• To be done: Reproduce every entry exactly.

-- Records supplied start --

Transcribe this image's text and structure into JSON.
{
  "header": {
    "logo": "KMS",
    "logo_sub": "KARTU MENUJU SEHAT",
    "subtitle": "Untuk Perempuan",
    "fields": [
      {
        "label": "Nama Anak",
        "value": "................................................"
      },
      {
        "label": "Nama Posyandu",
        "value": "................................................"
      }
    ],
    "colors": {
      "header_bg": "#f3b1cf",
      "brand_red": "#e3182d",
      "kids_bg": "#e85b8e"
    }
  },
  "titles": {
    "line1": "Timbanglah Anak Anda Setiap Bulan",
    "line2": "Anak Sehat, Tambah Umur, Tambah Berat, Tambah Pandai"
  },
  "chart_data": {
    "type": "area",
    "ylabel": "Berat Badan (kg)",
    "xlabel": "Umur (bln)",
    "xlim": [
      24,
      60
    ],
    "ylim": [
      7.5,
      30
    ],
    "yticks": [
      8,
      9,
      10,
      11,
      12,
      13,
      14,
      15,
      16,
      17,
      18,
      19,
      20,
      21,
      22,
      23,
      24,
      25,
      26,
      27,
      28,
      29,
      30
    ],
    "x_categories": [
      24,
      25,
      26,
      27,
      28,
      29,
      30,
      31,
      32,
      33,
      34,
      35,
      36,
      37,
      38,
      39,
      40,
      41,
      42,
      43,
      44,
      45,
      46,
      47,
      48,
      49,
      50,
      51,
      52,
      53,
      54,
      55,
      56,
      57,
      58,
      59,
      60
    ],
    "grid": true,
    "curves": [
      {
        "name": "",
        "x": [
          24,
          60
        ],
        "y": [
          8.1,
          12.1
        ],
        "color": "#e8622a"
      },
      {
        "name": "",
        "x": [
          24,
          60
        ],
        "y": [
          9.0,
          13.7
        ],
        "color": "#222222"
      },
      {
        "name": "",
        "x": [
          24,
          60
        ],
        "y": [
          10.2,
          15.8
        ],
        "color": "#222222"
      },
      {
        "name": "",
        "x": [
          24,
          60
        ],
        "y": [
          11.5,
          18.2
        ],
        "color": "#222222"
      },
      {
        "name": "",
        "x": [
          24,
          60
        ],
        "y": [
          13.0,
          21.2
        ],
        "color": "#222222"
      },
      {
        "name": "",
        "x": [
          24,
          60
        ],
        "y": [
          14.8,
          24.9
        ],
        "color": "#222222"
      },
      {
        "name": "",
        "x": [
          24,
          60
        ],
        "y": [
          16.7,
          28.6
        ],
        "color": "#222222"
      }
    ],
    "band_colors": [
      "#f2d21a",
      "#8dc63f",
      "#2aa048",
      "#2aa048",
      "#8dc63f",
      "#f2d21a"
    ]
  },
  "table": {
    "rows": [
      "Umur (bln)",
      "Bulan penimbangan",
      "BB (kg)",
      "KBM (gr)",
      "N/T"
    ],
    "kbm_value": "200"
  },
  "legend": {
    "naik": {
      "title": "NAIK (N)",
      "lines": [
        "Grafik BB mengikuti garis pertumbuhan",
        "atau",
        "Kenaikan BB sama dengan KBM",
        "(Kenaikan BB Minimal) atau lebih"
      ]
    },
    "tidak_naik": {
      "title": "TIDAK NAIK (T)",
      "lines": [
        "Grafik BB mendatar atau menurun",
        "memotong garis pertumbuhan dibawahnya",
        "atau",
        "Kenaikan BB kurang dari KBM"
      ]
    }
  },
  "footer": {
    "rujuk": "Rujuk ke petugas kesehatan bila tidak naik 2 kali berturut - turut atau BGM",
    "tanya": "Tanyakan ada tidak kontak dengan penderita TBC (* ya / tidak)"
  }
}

-- Records supplied end --

• Answer to this task:
Transcribe this image's text and structure into JSON.
{
  "header": {
    "logo": "KMS",
    "logo_sub": "KARTU MENUJU SEHAT",
    "subtitle": "Untuk Perempuan",
    "fields": [
      {
        "label": "Nama Anak",
        "value": "................................................"
      },
      {
        "label": "Nama Posyandu",
        "value": "................................................"
      }
    ],
    "colors": {
      "header_bg": "#f3b1cf",
      "brand_red": "#e3182d",
      "kids_bg": "#e85b8e"
    }
  },
  "titles": {
    "line1": "Timbanglah Anak Anda Setiap Bulan",
    "line2": "Anak Sehat, Tambah Umur, Tambah Berat, Tambah Pandai"
  },
  "chart_data": {
    "type": "area",
    "ylabel": "Berat Badan (kg)",
    "xlabel": "Umur (bln)",
    "xlim": [
      24,
      60
    ],
    "ylim": [
      7.5,
      30
    ],
    "yticks": [
      8,
      9,
      10,
      11,
      12,
      13,
      14,
      15,
      16,
      17,
      18,
      19,
      20,
      21,
      22,
      23,
      24,
      25,
      26,
      27,
      28,
      29,
      30
    ],
    "x_categories": [
      24,
      25,
      26,
      27,
      28,
      29,
      30,
      31,
      32,
      33,
      34,
      35,
      36,
      37,
      38,
      39,
      40,
      41,
      42,
      43,
      44,
      45,
      46,
      47,
      48,
      49,
      50,
      51,
      52,
      53,
      54,
      55,
      56,
      57,
      58,
      59,
      60
    ],
    "grid": true,
    "curves": [
      {
        "name": "",
        "x": [
          24,
          60
        ],
        "y": [
          8.1,
          12.1
        ],
        "color": "#e8622a"
      },
      {
        "name": "",
        "x": [
          24,
          60
        ],
        "y": [
          9.0,
          13.7
        ],
        "color": "#222222"
      },
      {
        "name": "",
        "x": [
          24,
          60
        ],
        "y": [
          10.2,
          15.8
        ],
        "color": "#222222"
      },
      {
        "name": "",
        "x": [
          24,
          60
        ],
        "y": [
          11.5,
          18.2
        ],
        "color": "#222222"
      },
      {
        "name": "",
        "x": [
          24,
          60
        ],
        "y": [
          13.0,
          21.2
        ],
        "color": "#222222"
      },
      {
        "name": "",
        "x": [
          24,
          60
        ],
        "y": [
          14.8,
          24.9
        ],
        "color": "#222222"
      },
      {
        "name": "",
        "x": [
          24,
          60
        ],
        "y": [
          16.7,
          28.6
        ],
        "color": "#222222"
      }
    ],
    "band_colors": [
      "#f2d21a",
      "#8dc63f",
      "#2aa048",
      "#2aa048",
      "#8dc63f",
      "#f2d21a"
    ]
  },
  "table": {
    "rows": [
      "Umur (bln)",
      "Bulan penimbangan",
      "BB (kg)",
      "KBM (gr)",
      "N/T"
    ],
    "kbm_value": "200"
  },
  "legend": {
    "naik": {
      "title": "NAIK (N)",
      "lines": [
        "Grafik BB mengikuti garis pertumbuhan",
        "atau",
        "Kenaikan BB sama dengan KBM",
        "(Kenaikan BB Minimal) atau lebih"
      ]
    },
    "tidak_naik": {
      "title": "TIDAK NAIK (T)",
      "lines": [
        "Grafik BB mendatar atau menurun",
        "memotong garis pertumbuhan dibawahnya",
        "atau",
        "Kenaikan BB kurang dari KBM"
      ]
    }
  },
  "footer": {
    "rujuk": "Rujuk ke petugas kesehatan bila tidak naik 2 kali berturut - turut atau BGM",
    "tanya": "Tanyakan ada tidak kontak dengan penderita TBC (* ya / tidak)"
  }
}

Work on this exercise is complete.